» **YOUR TASK**
Leave out the pictures and restate the rest of the data exactly.

» **DATA SHOWN**
◆ ◆ ◆ ◆ ◆

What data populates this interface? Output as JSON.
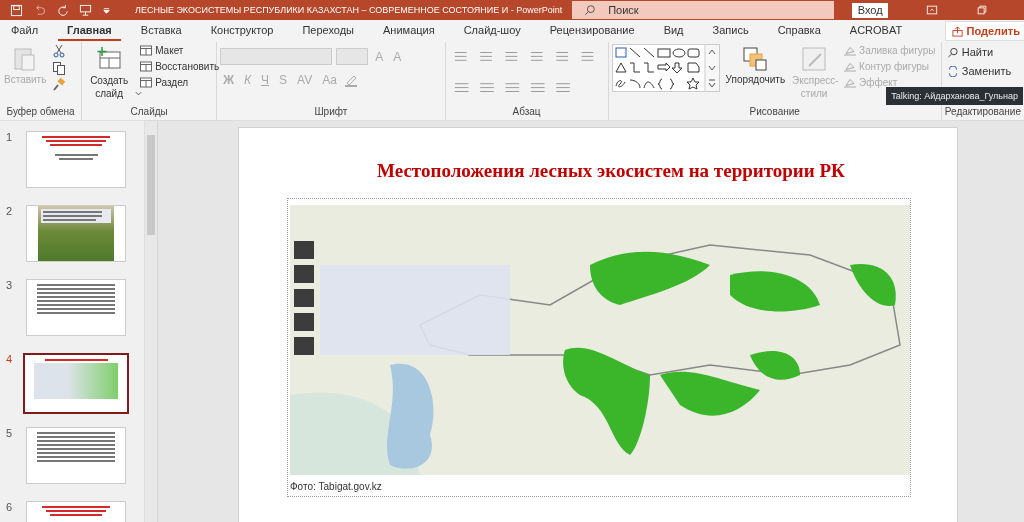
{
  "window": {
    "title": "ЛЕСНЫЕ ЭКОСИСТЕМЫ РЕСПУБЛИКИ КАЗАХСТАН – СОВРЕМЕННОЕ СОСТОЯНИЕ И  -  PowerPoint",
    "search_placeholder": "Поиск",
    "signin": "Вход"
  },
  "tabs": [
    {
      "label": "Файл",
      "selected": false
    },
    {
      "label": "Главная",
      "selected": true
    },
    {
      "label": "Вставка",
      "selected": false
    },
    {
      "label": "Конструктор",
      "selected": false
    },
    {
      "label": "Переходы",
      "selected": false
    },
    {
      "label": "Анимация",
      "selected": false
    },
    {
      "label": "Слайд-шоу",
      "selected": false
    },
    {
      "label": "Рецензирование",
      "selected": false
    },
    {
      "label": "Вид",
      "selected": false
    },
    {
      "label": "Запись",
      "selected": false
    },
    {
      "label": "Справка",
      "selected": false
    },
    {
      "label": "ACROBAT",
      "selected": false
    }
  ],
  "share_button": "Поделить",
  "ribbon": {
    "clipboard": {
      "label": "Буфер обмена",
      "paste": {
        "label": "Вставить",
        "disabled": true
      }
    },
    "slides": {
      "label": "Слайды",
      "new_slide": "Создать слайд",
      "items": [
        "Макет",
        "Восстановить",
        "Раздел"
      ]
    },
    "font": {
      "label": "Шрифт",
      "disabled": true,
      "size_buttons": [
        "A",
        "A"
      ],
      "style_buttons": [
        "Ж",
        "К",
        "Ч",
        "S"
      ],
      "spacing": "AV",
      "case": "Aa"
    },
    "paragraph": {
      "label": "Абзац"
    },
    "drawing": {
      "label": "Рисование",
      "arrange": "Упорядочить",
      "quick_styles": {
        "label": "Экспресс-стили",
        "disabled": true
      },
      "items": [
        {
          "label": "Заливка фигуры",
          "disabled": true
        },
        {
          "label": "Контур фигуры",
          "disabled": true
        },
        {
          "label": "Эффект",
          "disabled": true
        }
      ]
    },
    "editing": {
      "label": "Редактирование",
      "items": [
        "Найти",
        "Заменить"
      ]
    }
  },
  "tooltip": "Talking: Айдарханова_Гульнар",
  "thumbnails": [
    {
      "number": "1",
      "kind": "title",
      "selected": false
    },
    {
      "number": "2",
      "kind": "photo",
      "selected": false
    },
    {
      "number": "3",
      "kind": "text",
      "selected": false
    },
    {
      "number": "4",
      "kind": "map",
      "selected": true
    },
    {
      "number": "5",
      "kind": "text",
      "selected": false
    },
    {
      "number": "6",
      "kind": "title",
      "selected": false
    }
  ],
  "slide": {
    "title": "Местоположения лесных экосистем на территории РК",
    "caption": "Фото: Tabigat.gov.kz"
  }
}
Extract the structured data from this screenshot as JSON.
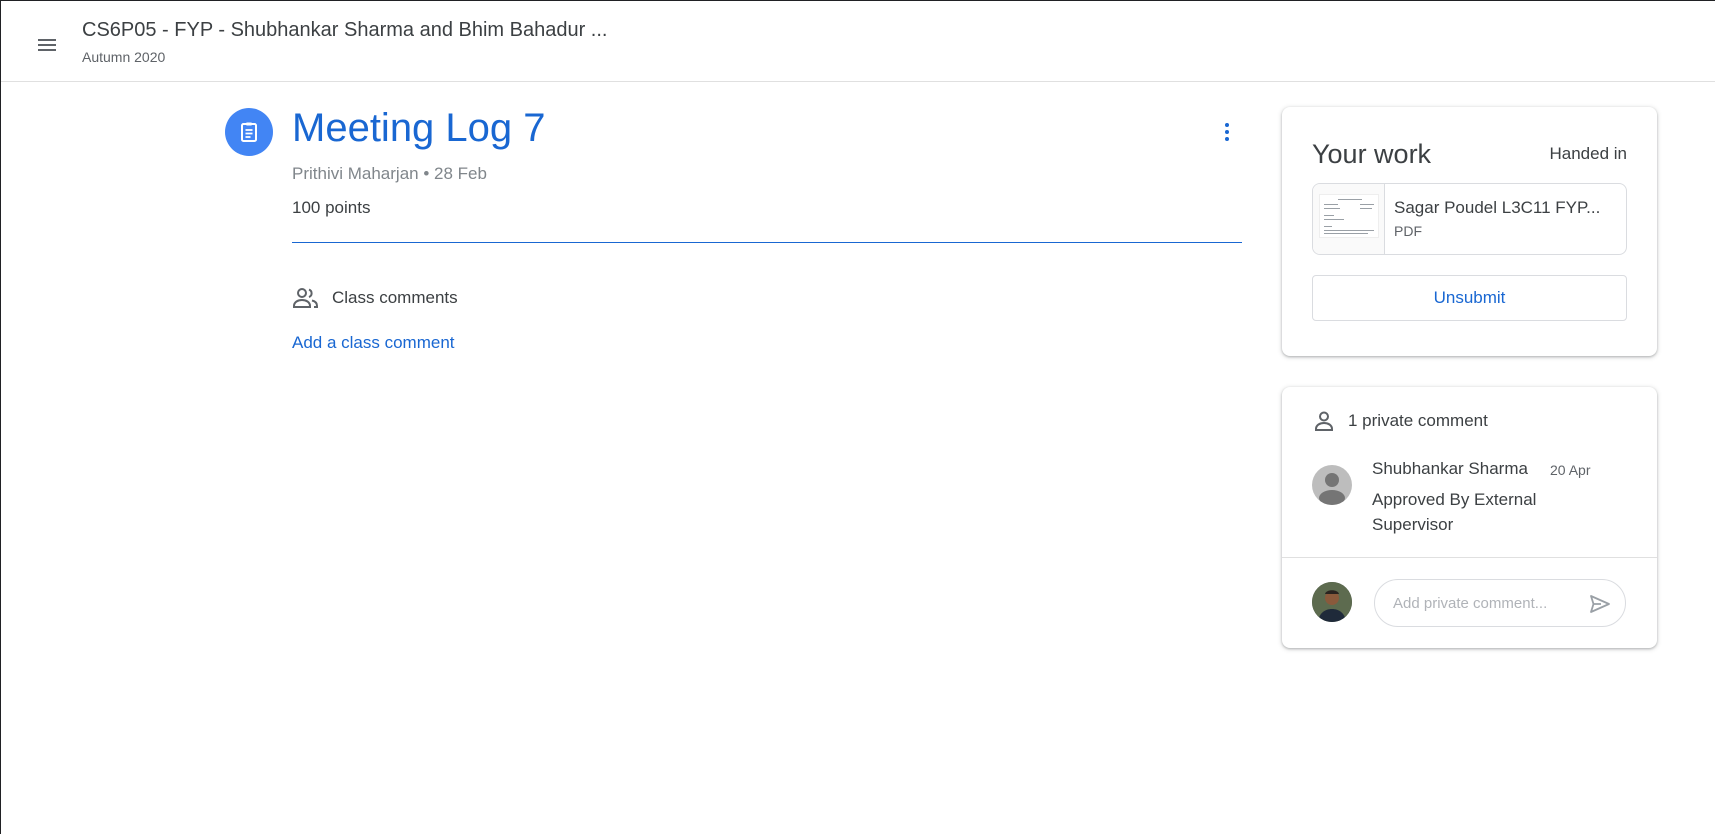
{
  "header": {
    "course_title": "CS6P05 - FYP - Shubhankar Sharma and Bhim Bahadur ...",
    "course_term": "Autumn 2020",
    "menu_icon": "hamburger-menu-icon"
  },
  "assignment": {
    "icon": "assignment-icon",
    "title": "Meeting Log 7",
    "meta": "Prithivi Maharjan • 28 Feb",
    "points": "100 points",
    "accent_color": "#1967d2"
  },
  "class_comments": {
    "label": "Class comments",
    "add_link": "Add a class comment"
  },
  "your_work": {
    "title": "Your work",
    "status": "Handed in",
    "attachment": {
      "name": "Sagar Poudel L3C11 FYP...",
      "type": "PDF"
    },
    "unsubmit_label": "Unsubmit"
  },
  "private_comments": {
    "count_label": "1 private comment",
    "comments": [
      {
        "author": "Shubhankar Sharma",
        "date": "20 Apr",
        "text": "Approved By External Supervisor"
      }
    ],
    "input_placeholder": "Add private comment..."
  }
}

◆ ◆ ◆ ◆ ◆

» **THE SOLUTION**
What data populates this interface? Output as JSON.
{
  "window": {
    "title": "ЛЕСНЫЕ ЭКОСИСТЕМЫ РЕСПУБЛИКИ КАЗАХСТАН – СОВРЕМЕННОЕ СОСТОЯНИЕ И  -  PowerPoint",
    "search_placeholder": "Поиск",
    "signin": "Вход"
  },
  "tabs": [
    {
      "label": "Файл",
      "selected": false
    },
    {
      "label": "Главная",
      "selected": true
    },
    {
      "label": "Вставка",
      "selected": false
    },
    {
      "label": "Конструктор",
      "selected": false
    },
    {
      "label": "Переходы",
      "selected": false
    },
    {
      "label": "Анимация",
      "selected": false
    },
    {
      "label": "Слайд-шоу",
      "selected": false
    },
    {
      "label": "Рецензирование",
      "selected": false
    },
    {
      "label": "Вид",
      "selected": false
    },
    {
      "label": "Запись",
      "selected": false
    },
    {
      "label": "Справка",
      "selected": false
    },
    {
      "label": "ACROBAT",
      "selected": false
    }
  ],
  "share_button": "Поделить",
  "ribbon": {
    "clipboard": {
      "label": "Буфер обмена",
      "paste": {
        "label": "Вставить",
        "disabled": true
      }
    },
    "slides": {
      "label": "Слайды",
      "new_slide": "Создать слайд",
      "items": [
        "Макет",
        "Восстановить",
        "Раздел"
      ]
    },
    "font": {
      "label": "Шрифт",
      "disabled": true,
      "size_buttons": [
        "A",
        "A"
      ],
      "style_buttons": [
        "Ж",
        "К",
        "Ч",
        "S"
      ],
      "spacing": "AV",
      "case": "Aa"
    },
    "paragraph": {
      "label": "Абзац"
    },
    "drawing": {
      "label": "Рисование",
      "arrange": "Упорядочить",
      "quick_styles": {
        "label": "Экспресс-стили",
        "disabled": true
      },
      "items": [
        {
          "label": "Заливка фигуры",
          "disabled": true
        },
        {
          "label": "Контур фигуры",
          "disabled": true
        },
        {
          "label": "Эффект",
          "disabled": true
        }
      ]
    },
    "editing": {
      "label": "Редактирование",
      "items": [
        "Найти",
        "Заменить"
      ]
    }
  },
  "tooltip": "Talking: Айдарханова_Гульнар",
  "thumbnails": [
    {
      "number": "1",
      "kind": "title",
      "selected": false
    },
    {
      "number": "2",
      "kind": "photo",
      "selected": false
    },
    {
      "number": "3",
      "kind": "text",
      "selected": false
    },
    {
      "number": "4",
      "kind": "map",
      "selected": true
    },
    {
      "number": "5",
      "kind": "text",
      "selected": false
    },
    {
      "number": "6",
      "kind": "title",
      "selected": false
    }
  ],
  "slide": {
    "title": "Местоположения лесных экосистем на территории РК",
    "caption": "Фото: Tabigat.gov.kz"
  }
}
Extract the structured data from this screenshot as JSON.
{
  "header": {
    "course_title": "CS6P05 - FYP - Shubhankar Sharma and Bhim Bahadur ...",
    "course_term": "Autumn 2020",
    "menu_icon": "hamburger-menu-icon"
  },
  "assignment": {
    "icon": "assignment-icon",
    "title": "Meeting Log 7",
    "meta": "Prithivi Maharjan • 28 Feb",
    "points": "100 points",
    "accent_color": "#1967d2"
  },
  "class_comments": {
    "label": "Class comments",
    "add_link": "Add a class comment"
  },
  "your_work": {
    "title": "Your work",
    "status": "Handed in",
    "attachment": {
      "name": "Sagar Poudel L3C11 FYP...",
      "type": "PDF"
    },
    "unsubmit_label": "Unsubmit"
  },
  "private_comments": {
    "count_label": "1 private comment",
    "comments": [
      {
        "author": "Shubhankar Sharma",
        "date": "20 Apr",
        "text": "Approved By External Supervisor"
      }
    ],
    "input_placeholder": "Add private comment..."
  }
}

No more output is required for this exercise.